Source data:
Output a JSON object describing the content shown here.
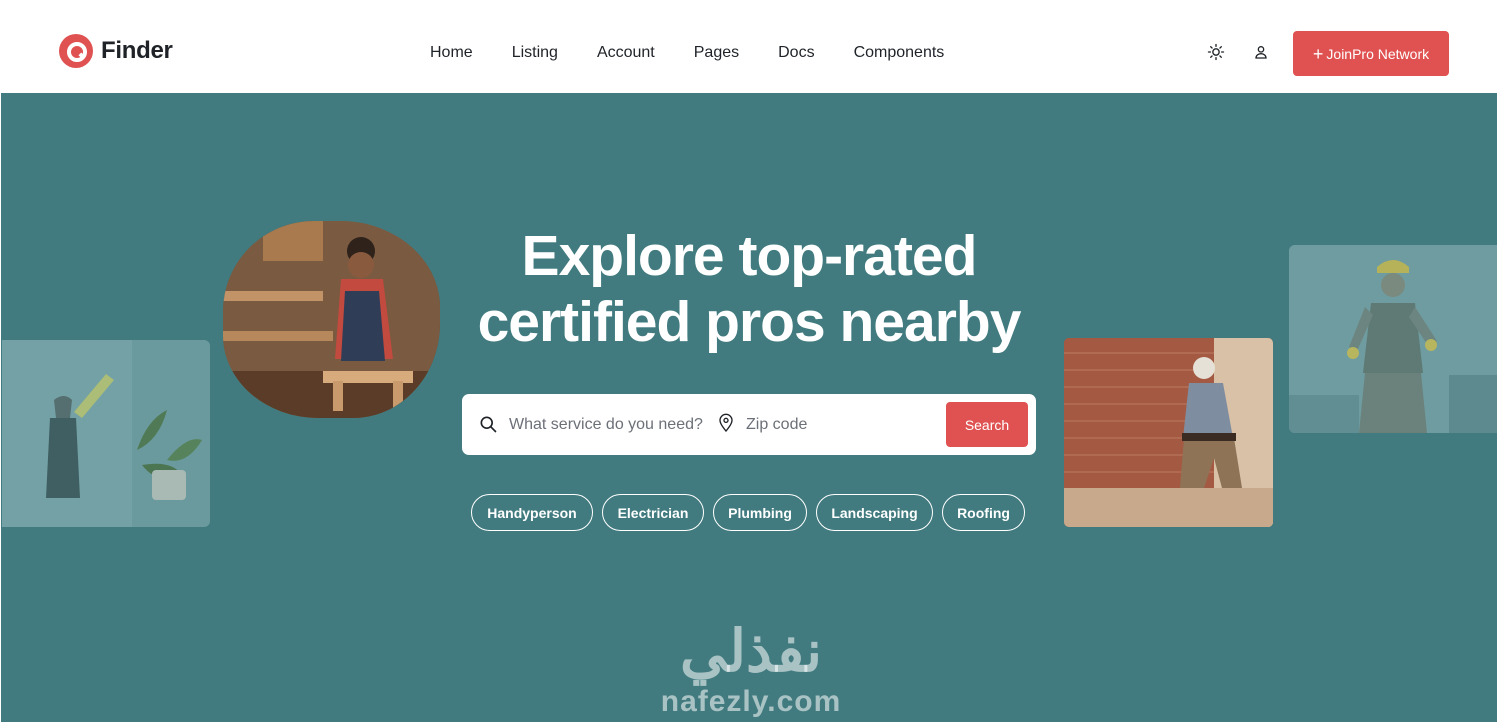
{
  "brand": {
    "name": "Finder"
  },
  "nav": {
    "items": [
      {
        "label": "Home"
      },
      {
        "label": "Listing"
      },
      {
        "label": "Account"
      },
      {
        "label": "Pages"
      },
      {
        "label": "Docs"
      },
      {
        "label": "Components"
      }
    ]
  },
  "header": {
    "theme_icon": "sun-icon",
    "account_icon": "user-icon",
    "join_button": {
      "icon": "plus-icon",
      "label": "JoinPro Network"
    }
  },
  "hero": {
    "title_line1": "Explore top-rated",
    "title_line2": "certified pros nearby",
    "search": {
      "service_placeholder": "What service do you need?",
      "service_value": "",
      "zip_placeholder": "Zip code",
      "zip_value": "",
      "button_label": "Search"
    },
    "categories": [
      {
        "label": "Handyperson"
      },
      {
        "label": "Electrician"
      },
      {
        "label": "Plumbing"
      },
      {
        "label": "Landscaping"
      },
      {
        "label": "Roofing"
      }
    ]
  },
  "watermark": {
    "arabic": "نفذلي",
    "latin": "nafezly.com"
  },
  "colors": {
    "accent": "#e05252",
    "hero_bg": "#417b7f",
    "text": "#1f2328"
  }
}
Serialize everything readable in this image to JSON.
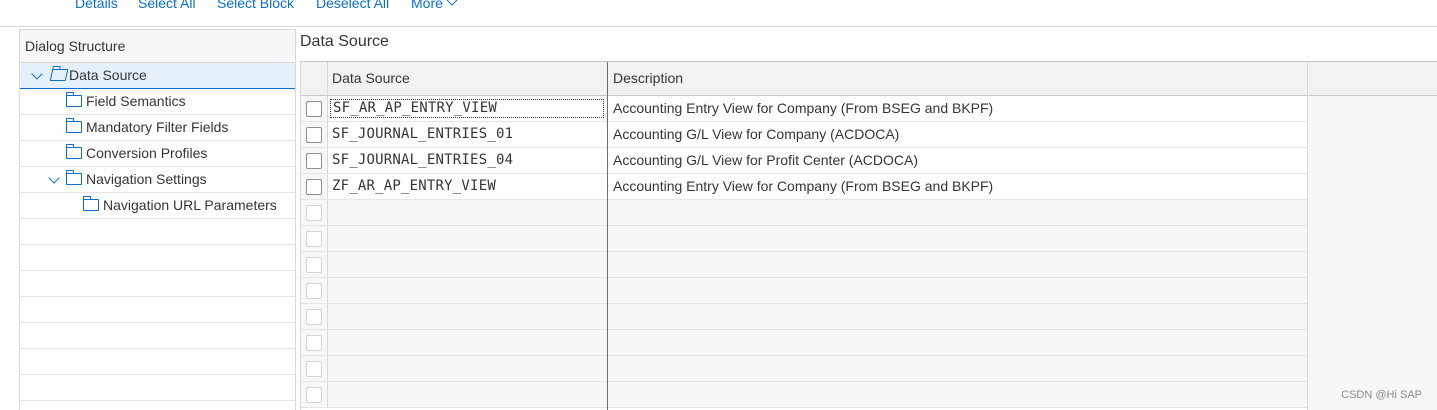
{
  "toolbar": {
    "details_label": "Details",
    "select_all_label": "Select All",
    "select_block_label": "Select Block",
    "deselect_all_label": "Deselect All",
    "more_label": "More"
  },
  "dialog_structure": {
    "title": "Dialog Structure",
    "items": [
      {
        "label": "Data Source",
        "level": 0,
        "expanded": true,
        "selected": true
      },
      {
        "label": "Field Semantics",
        "level": 1
      },
      {
        "label": "Mandatory Filter Fields",
        "level": 1
      },
      {
        "label": "Conversion Profiles",
        "level": 1
      },
      {
        "label": "Navigation Settings",
        "level": 1,
        "expanded": true
      },
      {
        "label": "Navigation URL Parameters",
        "level": 2
      }
    ]
  },
  "main": {
    "title": "Data Source",
    "columns": [
      "Data Source",
      "Description"
    ],
    "rows": [
      {
        "data_source": "SF_AR_AP_ENTRY_VIEW",
        "description": "Accounting Entry View for Company (From BSEG and BKPF)"
      },
      {
        "data_source": "SF_JOURNAL_ENTRIES_01",
        "description": "Accounting G/L View for Company (ACDOCA)"
      },
      {
        "data_source": "SF_JOURNAL_ENTRIES_04",
        "description": "Accounting G/L View for Profit Center (ACDOCA)"
      },
      {
        "data_source": "ZF_AR_AP_ENTRY_VIEW",
        "description": "Accounting Entry View for Company (From BSEG and BKPF)"
      }
    ]
  },
  "watermark": "CSDN @Hi SAP",
  "colors": {
    "accent": "#0a6ed1",
    "selected_row": "#e5f0fa"
  }
}
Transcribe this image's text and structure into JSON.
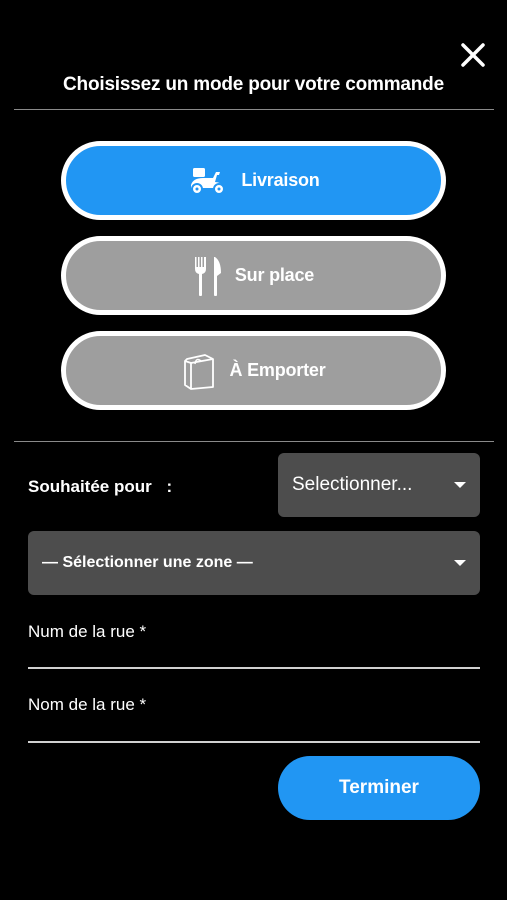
{
  "header": {
    "title": "Choisissez un mode pour votre commande",
    "close_icon": "close-icon"
  },
  "modes": [
    {
      "label": "Livraison",
      "icon": "scooter-icon",
      "state": "selected"
    },
    {
      "label": "Sur place",
      "icon": "fork-knife-icon",
      "state": "unselected"
    },
    {
      "label": "À Emporter",
      "icon": "paper-bag-icon",
      "state": "unselected"
    }
  ],
  "form": {
    "schedule_label": "Souhaitée pour",
    "schedule_colon": ":",
    "schedule_select": "Selectionner...",
    "zone_select": "— Sélectionner une zone —",
    "street_number_label": "Num de la rue *",
    "street_name_label": "Nom de la rue *"
  },
  "actions": {
    "finish_label": "Terminer"
  },
  "colors": {
    "accent": "#2196f3",
    "inactive": "#9e9e9e",
    "select_bg": "#4d4d4d",
    "background": "#000000"
  }
}
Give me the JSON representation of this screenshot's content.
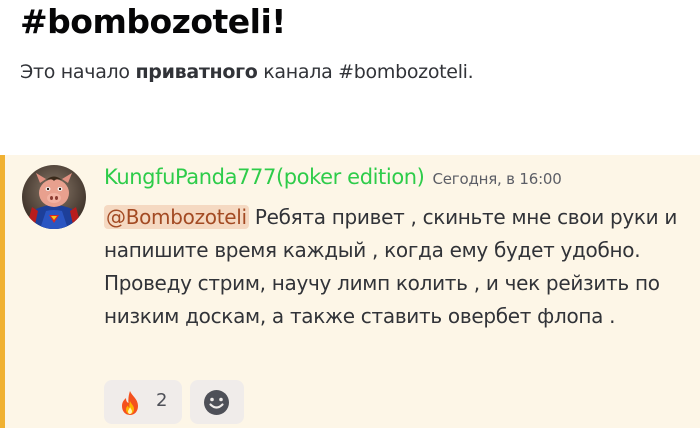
{
  "channel": {
    "title": "#bombozoteli!",
    "desc_prefix": "Это начало ",
    "desc_bold": "приватного",
    "desc_suffix": " канала #bombozoteli."
  },
  "message": {
    "username": "KungfuPanda777(poker edition)",
    "timestamp": "Сегодня, в 16:00",
    "mention": "@Bombozoteli",
    "text": " Ребята привет , скиньте мне свои руки и напишите время каждый , когда ему будет удобно. Проведу стрим, научу лимп колить , и чек рейзить по низким доскам, а также ставить овербет флопа ."
  },
  "reactions": [
    {
      "emoji": "fire-icon",
      "count": "2"
    }
  ],
  "colors": {
    "username": "#2ecc4a",
    "mention_bg": "#f5d9c2",
    "mention_text": "#a34a23",
    "highlight_bg": "#fdf6e7",
    "highlight_bar": "#f0b132"
  }
}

_WHAT YOU SHOULD DO_:
Reproduce the records verbatim, omitting all images they contain.

_REPLY_:
Output a JSON object describing the content shown here.
{
  "brand": {
    "name": "Finder"
  },
  "nav": {
    "items": [
      {
        "label": "Home"
      },
      {
        "label": "Listing"
      },
      {
        "label": "Account"
      },
      {
        "label": "Pages"
      },
      {
        "label": "Docs"
      },
      {
        "label": "Components"
      }
    ]
  },
  "header": {
    "theme_icon": "sun-icon",
    "account_icon": "user-icon",
    "join_button": {
      "icon": "plus-icon",
      "label": "JoinPro Network"
    }
  },
  "hero": {
    "title_line1": "Explore top-rated",
    "title_line2": "certified pros nearby",
    "search": {
      "service_placeholder": "What service do you need?",
      "service_value": "",
      "zip_placeholder": "Zip code",
      "zip_value": "",
      "button_label": "Search"
    },
    "categories": [
      {
        "label": "Handyperson"
      },
      {
        "label": "Electrician"
      },
      {
        "label": "Plumbing"
      },
      {
        "label": "Landscaping"
      },
      {
        "label": "Roofing"
      }
    ]
  },
  "watermark": {
    "arabic": "نفذلي",
    "latin": "nafezly.com"
  },
  "colors": {
    "accent": "#e05252",
    "hero_bg": "#417b7f",
    "text": "#1f2328"
  }
}
Serialize everything readable in this image to JSON.
{
  "toolbar": {
    "details_label": "Details",
    "select_all_label": "Select All",
    "select_block_label": "Select Block",
    "deselect_all_label": "Deselect All",
    "more_label": "More"
  },
  "dialog_structure": {
    "title": "Dialog Structure",
    "items": [
      {
        "label": "Data Source",
        "level": 0,
        "expanded": true,
        "selected": true
      },
      {
        "label": "Field Semantics",
        "level": 1
      },
      {
        "label": "Mandatory Filter Fields",
        "level": 1
      },
      {
        "label": "Conversion Profiles",
        "level": 1
      },
      {
        "label": "Navigation Settings",
        "level": 1,
        "expanded": true
      },
      {
        "label": "Navigation URL Parameters",
        "level": 2
      }
    ]
  },
  "main": {
    "title": "Data Source",
    "columns": [
      "Data Source",
      "Description"
    ],
    "rows": [
      {
        "data_source": "SF_AR_AP_ENTRY_VIEW",
        "description": "Accounting Entry View for Company (From BSEG and BKPF)"
      },
      {
        "data_source": "SF_JOURNAL_ENTRIES_01",
        "description": "Accounting G/L View for Company (ACDOCA)"
      },
      {
        "data_source": "SF_JOURNAL_ENTRIES_04",
        "description": "Accounting G/L View for Profit Center (ACDOCA)"
      },
      {
        "data_source": "ZF_AR_AP_ENTRY_VIEW",
        "description": "Accounting Entry View for Company (From BSEG and BKPF)"
      }
    ]
  },
  "watermark": "CSDN @Hi SAP",
  "colors": {
    "accent": "#0a6ed1",
    "selected_row": "#e5f0fa"
  }
}
Transcribe this image's text and structure into JSON.
{
  "header": {
    "title": "Choisissez un mode pour votre commande",
    "close_icon": "close-icon"
  },
  "modes": [
    {
      "label": "Livraison",
      "icon": "scooter-icon",
      "state": "selected"
    },
    {
      "label": "Sur place",
      "icon": "fork-knife-icon",
      "state": "unselected"
    },
    {
      "label": "À Emporter",
      "icon": "paper-bag-icon",
      "state": "unselected"
    }
  ],
  "form": {
    "schedule_label": "Souhaitée pour",
    "schedule_colon": ":",
    "schedule_select": "Selectionner...",
    "zone_select": "— Sélectionner une zone —",
    "street_number_label": "Num de la rue *",
    "street_name_label": "Nom de la rue *"
  },
  "actions": {
    "finish_label": "Terminer"
  },
  "colors": {
    "accent": "#2196f3",
    "inactive": "#9e9e9e",
    "select_bg": "#4d4d4d",
    "background": "#000000"
  }
}
Give me the JSON representation of this screenshot's content.
{
  "channel": {
    "title": "#bombozoteli!",
    "desc_prefix": "Это начало ",
    "desc_bold": "приватного",
    "desc_suffix": " канала #bombozoteli."
  },
  "message": {
    "username": "KungfuPanda777(poker edition)",
    "timestamp": "Сегодня, в 16:00",
    "mention": "@Bombozoteli",
    "text": " Ребята привет , скиньте мне свои руки и напишите время каждый , когда ему будет удобно. Проведу стрим, научу лимп колить , и чек рейзить по низким доскам, а также ставить овербет флопа ."
  },
  "reactions": [
    {
      "emoji": "fire-icon",
      "count": "2"
    }
  ],
  "colors": {
    "username": "#2ecc4a",
    "mention_bg": "#f5d9c2",
    "mention_text": "#a34a23",
    "highlight_bg": "#fdf6e7",
    "highlight_bar": "#f0b132"
  }
}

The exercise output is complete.